> [Problem statement]:
Reproduce the data in its entirety, exactly as supplied.
-------- Dataset records --------
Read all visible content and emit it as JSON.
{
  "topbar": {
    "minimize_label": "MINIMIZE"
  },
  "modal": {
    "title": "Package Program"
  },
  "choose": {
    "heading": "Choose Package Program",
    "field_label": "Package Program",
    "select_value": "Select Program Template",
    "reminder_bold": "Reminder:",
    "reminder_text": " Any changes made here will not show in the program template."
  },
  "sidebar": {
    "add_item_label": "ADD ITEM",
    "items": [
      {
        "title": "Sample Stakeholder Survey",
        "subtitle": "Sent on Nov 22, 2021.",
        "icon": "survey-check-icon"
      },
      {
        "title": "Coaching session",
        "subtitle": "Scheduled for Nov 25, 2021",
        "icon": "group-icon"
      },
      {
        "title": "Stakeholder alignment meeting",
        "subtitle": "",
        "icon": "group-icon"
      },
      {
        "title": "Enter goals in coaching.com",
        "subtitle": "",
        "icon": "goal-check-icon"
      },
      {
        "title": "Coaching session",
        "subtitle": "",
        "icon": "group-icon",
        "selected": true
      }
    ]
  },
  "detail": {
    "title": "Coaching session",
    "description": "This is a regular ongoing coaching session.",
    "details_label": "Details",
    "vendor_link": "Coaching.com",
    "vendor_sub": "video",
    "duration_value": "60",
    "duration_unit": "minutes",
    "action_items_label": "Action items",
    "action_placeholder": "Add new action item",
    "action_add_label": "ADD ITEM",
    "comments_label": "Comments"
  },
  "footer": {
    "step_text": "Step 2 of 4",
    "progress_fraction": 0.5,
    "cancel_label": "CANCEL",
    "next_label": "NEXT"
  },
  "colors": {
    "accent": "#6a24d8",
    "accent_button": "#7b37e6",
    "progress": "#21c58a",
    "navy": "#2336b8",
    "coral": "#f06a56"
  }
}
--------
> [Result below]:
Read all visible content and emit it as JSON.
{
  "topbar": {
    "minimize_label": "MINIMIZE"
  },
  "modal": {
    "title": "Package Program"
  },
  "choose": {
    "heading": "Choose Package Program",
    "field_label": "Package Program",
    "select_value": "Select Program Template",
    "reminder_bold": "Reminder:",
    "reminder_text": " Any changes made here will not show in the program template."
  },
  "sidebar": {
    "add_item_label": "ADD ITEM",
    "items": [
      {
        "title": "Sample Stakeholder Survey",
        "subtitle": "Sent on Nov 22, 2021.",
        "icon": "survey-check-icon"
      },
      {
        "title": "Coaching session",
        "subtitle": "Scheduled for Nov 25, 2021",
        "icon": "group-icon"
      },
      {
        "title": "Stakeholder alignment meeting",
        "subtitle": "",
        "icon": "group-icon"
      },
      {
        "title": "Enter goals in coaching.com",
        "subtitle": "",
        "icon": "goal-check-icon"
      },
      {
        "title": "Coaching session",
        "subtitle": "",
        "icon": "group-icon",
        "selected": true
      }
    ]
  },
  "detail": {
    "title": "Coaching session",
    "description": "This is a regular ongoing coaching session.",
    "details_label": "Details",
    "vendor_link": "Coaching.com",
    "vendor_sub": "video",
    "duration_value": "60",
    "duration_unit": "minutes",
    "action_items_label": "Action items",
    "action_placeholder": "Add new action item",
    "action_add_label": "ADD ITEM",
    "comments_label": "Comments"
  },
  "footer": {
    "step_text": "Step 2 of 4",
    "progress_fraction": 0.5,
    "cancel_label": "CANCEL",
    "next_label": "NEXT"
  },
  "colors": {
    "accent": "#6a24d8",
    "accent_button": "#7b37e6",
    "progress": "#21c58a",
    "navy": "#2336b8",
    "coral": "#f06a56"
  }
}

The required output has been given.